## EXERCISE PROMPT
Return all lines where the word "Lock" can be found.

## Stored items
——
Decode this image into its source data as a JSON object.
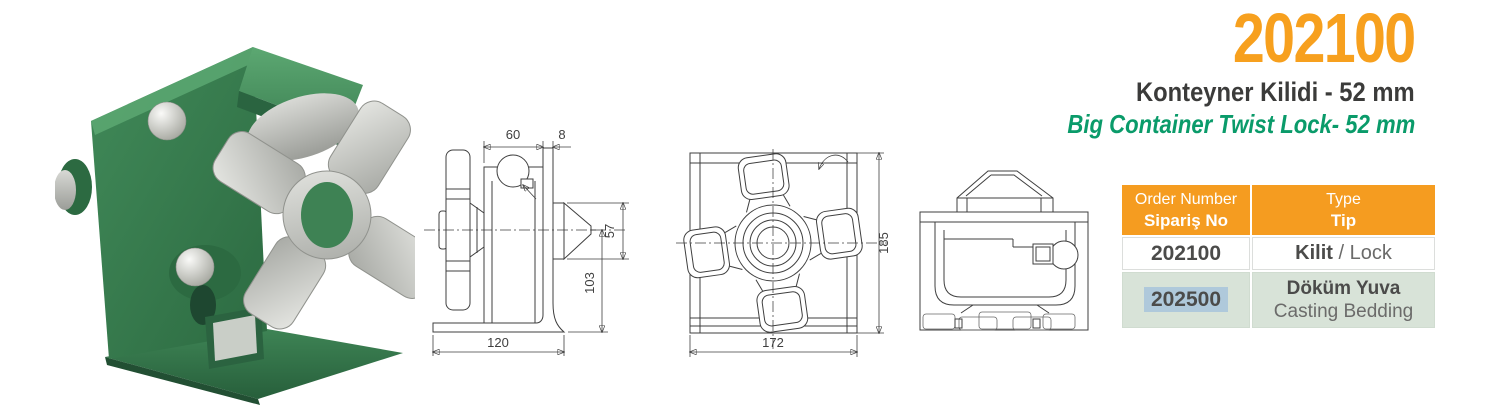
{
  "product": {
    "code": "202100",
    "name_tr": "Konteyner Kilidi - 52 mm",
    "name_en": "Big Container Twist Lock- 52 mm"
  },
  "colors": {
    "accent_orange": "#F7A01E",
    "accent_green": "#0A9B6A",
    "dark_text": "#3B3B3A",
    "table_header_bg": "#F59C20",
    "table_alt_row_bg": "#D8E3D8",
    "highlight_blue": "#AFC9DB",
    "product_green": "#3E8254",
    "drawing_line": "#3F3F3F"
  },
  "drawings": {
    "side_view": {
      "dim_top_width": "60",
      "dim_plate_thickness": "8",
      "dim_cone_height": "57",
      "dim_lower_height": "103",
      "dim_base_width": "120"
    },
    "front_view": {
      "dim_height": "185",
      "dim_width": "172"
    }
  },
  "table": {
    "header": {
      "order_number_en": "Order Number",
      "order_number_tr": "Sipariş No",
      "type_en": "Type",
      "type_tr": "Tip"
    },
    "rows": [
      {
        "order_number": "202100",
        "type_bold": "Kilit",
        "type_regular": " / Lock"
      },
      {
        "order_number": "202500",
        "type_bold": "Döküm Yuva",
        "type_regular": "Casting Bedding"
      }
    ]
  }
}
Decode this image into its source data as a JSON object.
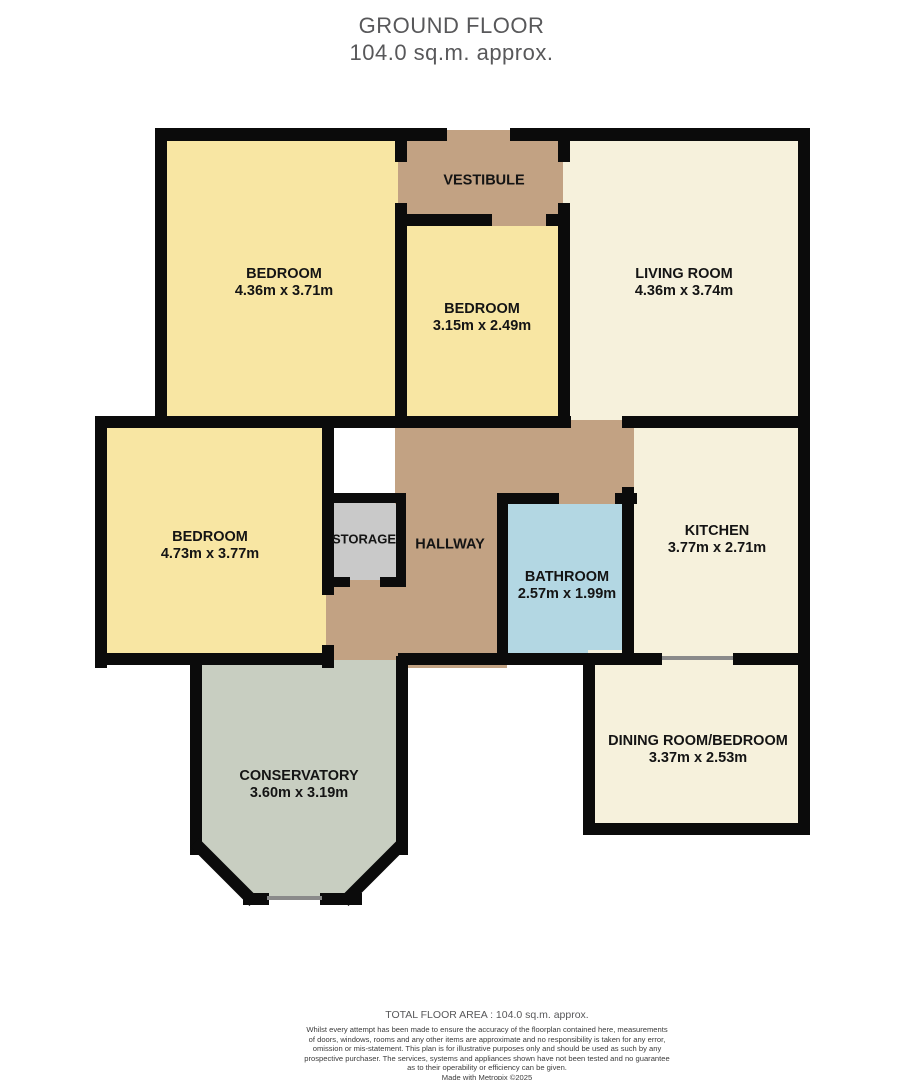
{
  "title": {
    "line1": "GROUND FLOOR",
    "line2": "104.0 sq.m. approx."
  },
  "footer": {
    "total": "TOTAL FLOOR AREA : 104.0 sq.m. approx.",
    "disclaimer": [
      "Whilst every attempt has been made to ensure the accuracy of the floorplan contained here, measurements",
      "of doors, windows, rooms and any other items are approximate and no responsibility is taken for any error,",
      "omission or mis-statement. This plan is for illustrative purposes only and should be used as such by any",
      "prospective purchaser. The services, systems and appliances shown have not been tested and no guarantee",
      "as to their operability or efficiency can be given.",
      "Made with Metropix ©2025"
    ]
  },
  "colors": {
    "bedroom": "#f8e6a3",
    "cream": "#f6f1dc",
    "tan": "#c2a283",
    "storage": "#c9c9c9",
    "bathroom": "#b3d7e3",
    "conservatory": "#c8cec1",
    "wall": "#0b0b0b",
    "window": "#8a8a8a"
  },
  "floorplan": {
    "floors": [
      {
        "name": "bedroom-top-left",
        "color": "bedroom",
        "rect": [
          160,
          133,
          247,
          295
        ]
      },
      {
        "name": "bedroom-middle",
        "color": "bedroom",
        "rect": [
          400,
          218,
          170,
          210
        ]
      },
      {
        "name": "vestibule",
        "color": "tan",
        "rect": [
          398,
          130,
          172,
          96
        ]
      },
      {
        "name": "living-room",
        "color": "cream",
        "rect": [
          563,
          133,
          247,
          295
        ]
      },
      {
        "name": "bedroom-left",
        "color": "bedroom",
        "rect": [
          100,
          420,
          232,
          245
        ]
      },
      {
        "name": "storage",
        "color": "storage",
        "rect": [
          326,
          497,
          76,
          86
        ]
      },
      {
        "name": "bathroom",
        "color": "bathroom",
        "rect": [
          502,
          493,
          128,
          172
        ]
      },
      {
        "name": "kitchen",
        "color": "cream",
        "rect": [
          628,
          420,
          177,
          243
        ]
      },
      {
        "name": "hallway-upper",
        "color": "tan",
        "rect": [
          395,
          420,
          239,
          84
        ]
      },
      {
        "name": "hallway-mid",
        "color": "tan",
        "rect": [
          398,
          499,
          109,
          169
        ]
      },
      {
        "name": "hallway-lower",
        "color": "tan",
        "rect": [
          326,
          580,
          82,
          88
        ]
      },
      {
        "name": "dining-room",
        "color": "cream",
        "rect": [
          588,
          650,
          218,
          185
        ]
      },
      {
        "name": "conservatory",
        "color": "conservatory",
        "rect": [
          196,
          660,
          208,
          240
        ],
        "clip": "polygon(0 0, 100% 0, 100% 79%, 74% 100%, 26% 100%, 0 79%)"
      }
    ],
    "walls": [
      {
        "rect": [
          155,
          128,
          292,
          13
        ]
      },
      {
        "rect": [
          510,
          128,
          300,
          13
        ]
      },
      {
        "rect": [
          798,
          128,
          12,
          537
        ]
      },
      {
        "rect": [
          155,
          128,
          12,
          300
        ]
      },
      {
        "rect": [
          95,
          416,
          76,
          12
        ]
      },
      {
        "rect": [
          95,
          416,
          12,
          252
        ]
      },
      {
        "rect": [
          95,
          653,
          237,
          12
        ]
      },
      {
        "rect": [
          398,
          653,
          264,
          12
        ]
      },
      {
        "rect": [
          733,
          653,
          77,
          12
        ]
      },
      {
        "rect": [
          160,
          416,
          411,
          12
        ]
      },
      {
        "rect": [
          622,
          416,
          188,
          12
        ]
      },
      {
        "rect": [
          395,
          140,
          12,
          22
        ]
      },
      {
        "rect": [
          395,
          203,
          12,
          23
        ]
      },
      {
        "rect": [
          395,
          214,
          97,
          12
        ]
      },
      {
        "rect": [
          546,
          214,
          24,
          12
        ]
      },
      {
        "rect": [
          558,
          140,
          12,
          22
        ]
      },
      {
        "rect": [
          558,
          203,
          12,
          225
        ]
      },
      {
        "rect": [
          395,
          225,
          12,
          203
        ]
      },
      {
        "rect": [
          322,
          493,
          84,
          10
        ]
      },
      {
        "rect": [
          396,
          493,
          10,
          94
        ]
      },
      {
        "rect": [
          322,
          577,
          28,
          10
        ]
      },
      {
        "rect": [
          380,
          577,
          26,
          10
        ]
      },
      {
        "rect": [
          322,
          428,
          12,
          167
        ]
      },
      {
        "rect": [
          322,
          645,
          12,
          23
        ]
      },
      {
        "rect": [
          497,
          493,
          62,
          11
        ]
      },
      {
        "rect": [
          615,
          493,
          22,
          11
        ]
      },
      {
        "rect": [
          497,
          493,
          11,
          172
        ]
      },
      {
        "rect": [
          622,
          487,
          12,
          178
        ]
      },
      {
        "rect": [
          583,
          653,
          12,
          182
        ]
      },
      {
        "rect": [
          583,
          823,
          227,
          12
        ]
      },
      {
        "rect": [
          798,
          653,
          12,
          182
        ]
      },
      {
        "rect": [
          190,
          656,
          12,
          199
        ]
      },
      {
        "rect": [
          396,
          656,
          12,
          199
        ]
      },
      {
        "rect": [
          243,
          893,
          26,
          12
        ]
      },
      {
        "rect": [
          320,
          893,
          42,
          12
        ]
      },
      {
        "rect": [
          182,
          866,
          84,
          12
        ],
        "rotate": 45
      },
      {
        "rect": [
          332,
          866,
          84,
          12
        ],
        "rotate": -45
      }
    ],
    "windows": [
      {
        "name": "window-dining-top",
        "rect": [
          662,
          656,
          71,
          4
        ]
      },
      {
        "name": "window-conservatory-bottom",
        "rect": [
          267,
          896,
          55,
          4
        ]
      }
    ],
    "labels": [
      {
        "name": "bedroom-top-left",
        "lines": [
          "BEDROOM",
          "4.36m  x 3.71m"
        ],
        "cx": 284,
        "cy": 283
      },
      {
        "name": "vestibule",
        "lines": [
          "VESTIBULE"
        ],
        "cx": 484,
        "cy": 181
      },
      {
        "name": "bedroom-middle",
        "lines": [
          "BEDROOM",
          "3.15m  x 2.49m"
        ],
        "cx": 482,
        "cy": 318
      },
      {
        "name": "living-room",
        "lines": [
          "LIVING ROOM",
          "4.36m  x 3.74m"
        ],
        "cx": 684,
        "cy": 283
      },
      {
        "name": "bedroom-left",
        "lines": [
          "BEDROOM",
          "4.73m  x 3.77m"
        ],
        "cx": 210,
        "cy": 546
      },
      {
        "name": "storage",
        "lines": [
          "STORAGE"
        ],
        "cx": 364,
        "cy": 539,
        "size": 13
      },
      {
        "name": "hallway",
        "lines": [
          "HALLWAY"
        ],
        "cx": 450,
        "cy": 545
      },
      {
        "name": "bathroom",
        "lines": [
          "BATHROOM",
          "2.57m  x 1.99m"
        ],
        "cx": 567,
        "cy": 586
      },
      {
        "name": "kitchen",
        "lines": [
          "KITCHEN",
          "3.77m  x 2.71m"
        ],
        "cx": 717,
        "cy": 540
      },
      {
        "name": "dining-room",
        "lines": [
          "DINING ROOM/BEDROOM",
          "3.37m  x 2.53m"
        ],
        "cx": 698,
        "cy": 750
      },
      {
        "name": "conservatory",
        "lines": [
          "CONSERVATORY",
          "3.60m  x 3.19m"
        ],
        "cx": 299,
        "cy": 785
      }
    ]
  }
}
——
## EXERCISE SOLUTION
    "name_en": "Big Container Twist Lock- 52 mm"
        "type_regular": " / Lock"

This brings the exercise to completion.